- _Opdrachteisen_:
[1] Beantwoord deze vragen over de tekst over stripvertaling:
(a) In welke stad staat de wieg van de Europese strip?
(b) Hoeveel pagina's telt een standaard Europese strip minstens?
(c) Hoe is de verkoop van manga in Frankrijk de voorbije drie jaar veranderd?
[2] Schrijf alsjeblieft het deel van de tekst over stripvertaling letterlijk over tussen "Stripvertaling, een vak" en "ook een vertaler.", beide inbegrepen.

- _Tekstfragment_:

● ● ● ● ● ● ●

Stripvertaling, een vak apart
We hebben allemaal al wel een strip vastgehouden, ja, je hebt er zelf vast ook al wel een gelezen. Een ontspannend stripje in de krant, een stripalbum dat je in een halfuurtje wegleest of een graphic novel waar je in wordt meegesleept… Veel strips die we in het Nederlands lezen, zijn oorspronkelijk in het Frans verschenen, denk bijvoorbeeld aan Asterix, Lucky Luke, Blake en Mortimer of Kuifje. Achter elk van die strips zit dus niet alleen een scenarist en een tekenaar, maar ook een vertaler.
De wieg van de Europese strip staat in Brussel, waar in de eerste helft van de 20ste eeuw heel wat stripfiguren het licht zien. De voertaal daar is het Frans. In de tweede helft van de 20ste eeuw is het zwaartepunt van de Europese strip verschoven naar Frankrijk, waar een groter lezerspubliek wordt verwend met gloednieuwe striphelden, die vaak hun opwachting maken in stripweekbladen. Ook in de 21ste eeuw blijft de stripwereld overwegend Frans en de laatste jaren is vooral manga enorm populair geworden. Belgische en Nederlandse uitgeverijen, zoals Uitgeverij Daedalus en Silvester Strips, richten zich bijna uitsluitend op het vertalen van Franse strips. In dit artikel baseer ik mij op die Europese strip, al is veel van wat ik vertel ook van toepassing op comics.
Zeg niet zomaar ‘strip’ tegen een manga
Strips, graphic novels, comics, manga… de wereld van de strip is een veelzijdige wereld. Als ik het heb over de (Europese) strip, dan heb ik het over een standaard verhaal – meestal op A4-formaat of net iets groter – van 48 pagina’s tot maximum een zeventigtal, met een harde of slappe kaft. Een dikker album dat een compleet verhaal vormt, een zogenaamd ‘one-shot’, wordt ook wel graphic novel genoemd.
Een manga is een typisch Aziatische strip, die je van rechts naar links leest. Manga heeft een typische tekenstijl waarin vooral de gezichten meteen opvallen. Een ander kenmerkend aspect aan de verhalen is dat er geen onderwerp uit de weg wordt gegaan en dat er vaak (jonge) vrouwelijke hoofdpersonages zijn. In Frankrijk is de verkoop van manga de voorbije drie jaar meer dan verdubbeld. Ook in het Nederlandse taalgebied is manga populair, maar vaak worden de verhalen in het Engels gelezen en is een Nederlandse vertaling economisch gezien niet interessant.

● ● ● ● ● ● ●

- _Beschikbare gegevens_:
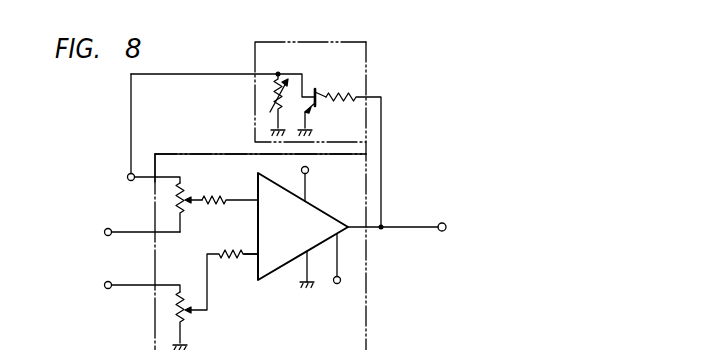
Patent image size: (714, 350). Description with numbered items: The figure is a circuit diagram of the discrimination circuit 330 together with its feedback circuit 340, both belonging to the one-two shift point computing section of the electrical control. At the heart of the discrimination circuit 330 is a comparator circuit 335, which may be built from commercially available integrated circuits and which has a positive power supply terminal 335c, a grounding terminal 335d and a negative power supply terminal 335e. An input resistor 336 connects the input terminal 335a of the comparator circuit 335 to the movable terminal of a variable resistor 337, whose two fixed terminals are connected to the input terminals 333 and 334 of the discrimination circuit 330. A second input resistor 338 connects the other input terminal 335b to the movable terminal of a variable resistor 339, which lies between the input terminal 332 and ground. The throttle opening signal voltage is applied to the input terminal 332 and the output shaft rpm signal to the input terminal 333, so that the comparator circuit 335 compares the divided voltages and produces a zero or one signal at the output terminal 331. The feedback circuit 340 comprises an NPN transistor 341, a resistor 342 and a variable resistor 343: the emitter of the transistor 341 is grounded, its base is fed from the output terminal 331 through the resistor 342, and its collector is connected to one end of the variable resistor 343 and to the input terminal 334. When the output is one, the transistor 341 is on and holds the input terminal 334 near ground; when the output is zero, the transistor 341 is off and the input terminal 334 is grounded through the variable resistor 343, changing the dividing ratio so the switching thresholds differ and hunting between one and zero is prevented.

● ● ● ● ● ● ●

- _Gegeven antwoorden_:
[1]
(a) In Brussel.
(b) 48 pagina's.
(c) Die is meer dan verdubbeld.

[2]
Stripvertaling, een vak apart
We hebben allemaal al wel een strip vastgehouden, ja, je hebt er zelf vast ook al wel een gelezen. Een ontspannend stripje in de krant, een stripalbum dat je in een halfuurtje wegleest of een graphic novel waar je in wordt meegesleept… Veel strips die we in het Nederlands lezen, zijn oorspronkelijk in het Frans verschenen, denk bijvoorbeeld aan Asterix, Lucky Luke, Blake en Mortimer of Kuifje. Achter elk van die strips zit dus niet alleen een scenarist en een tekenaar, maar ook een vertaler.